__THE EXERCISE__.
Copy whichever lines contain the string "Terms".

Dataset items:
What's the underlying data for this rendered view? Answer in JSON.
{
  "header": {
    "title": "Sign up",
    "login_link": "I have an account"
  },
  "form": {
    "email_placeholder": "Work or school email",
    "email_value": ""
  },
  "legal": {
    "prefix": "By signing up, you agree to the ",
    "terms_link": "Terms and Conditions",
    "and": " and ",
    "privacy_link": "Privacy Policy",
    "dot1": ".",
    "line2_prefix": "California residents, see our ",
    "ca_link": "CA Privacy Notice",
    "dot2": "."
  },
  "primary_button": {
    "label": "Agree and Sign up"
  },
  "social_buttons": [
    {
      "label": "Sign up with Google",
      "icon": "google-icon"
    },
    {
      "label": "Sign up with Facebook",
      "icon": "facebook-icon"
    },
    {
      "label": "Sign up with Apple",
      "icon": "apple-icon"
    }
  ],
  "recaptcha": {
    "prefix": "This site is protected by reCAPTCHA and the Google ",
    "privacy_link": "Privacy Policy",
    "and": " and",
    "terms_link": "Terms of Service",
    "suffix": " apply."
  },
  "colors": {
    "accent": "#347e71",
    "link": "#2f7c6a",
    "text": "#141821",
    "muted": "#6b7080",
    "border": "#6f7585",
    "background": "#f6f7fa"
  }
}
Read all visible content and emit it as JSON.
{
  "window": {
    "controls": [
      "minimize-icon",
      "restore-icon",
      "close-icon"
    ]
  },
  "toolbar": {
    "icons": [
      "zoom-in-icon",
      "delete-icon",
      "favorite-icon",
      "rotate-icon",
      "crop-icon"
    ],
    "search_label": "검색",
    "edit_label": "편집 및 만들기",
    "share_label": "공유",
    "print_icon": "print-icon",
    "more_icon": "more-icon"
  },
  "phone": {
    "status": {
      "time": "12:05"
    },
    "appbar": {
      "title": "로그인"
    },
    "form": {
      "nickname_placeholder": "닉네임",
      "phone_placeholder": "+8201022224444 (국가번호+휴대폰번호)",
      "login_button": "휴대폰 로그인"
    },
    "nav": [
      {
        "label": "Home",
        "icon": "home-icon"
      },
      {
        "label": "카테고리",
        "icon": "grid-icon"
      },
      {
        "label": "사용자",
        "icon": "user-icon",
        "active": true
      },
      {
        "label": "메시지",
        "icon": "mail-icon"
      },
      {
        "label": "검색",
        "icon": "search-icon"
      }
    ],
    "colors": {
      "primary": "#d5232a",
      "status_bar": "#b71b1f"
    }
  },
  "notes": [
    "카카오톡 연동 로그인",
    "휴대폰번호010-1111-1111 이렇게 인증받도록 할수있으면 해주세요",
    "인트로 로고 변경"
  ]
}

__PROBLEM SOLUTION__.
    "terms_link": "Terms and Conditions",
    "terms_link": "Terms of Service",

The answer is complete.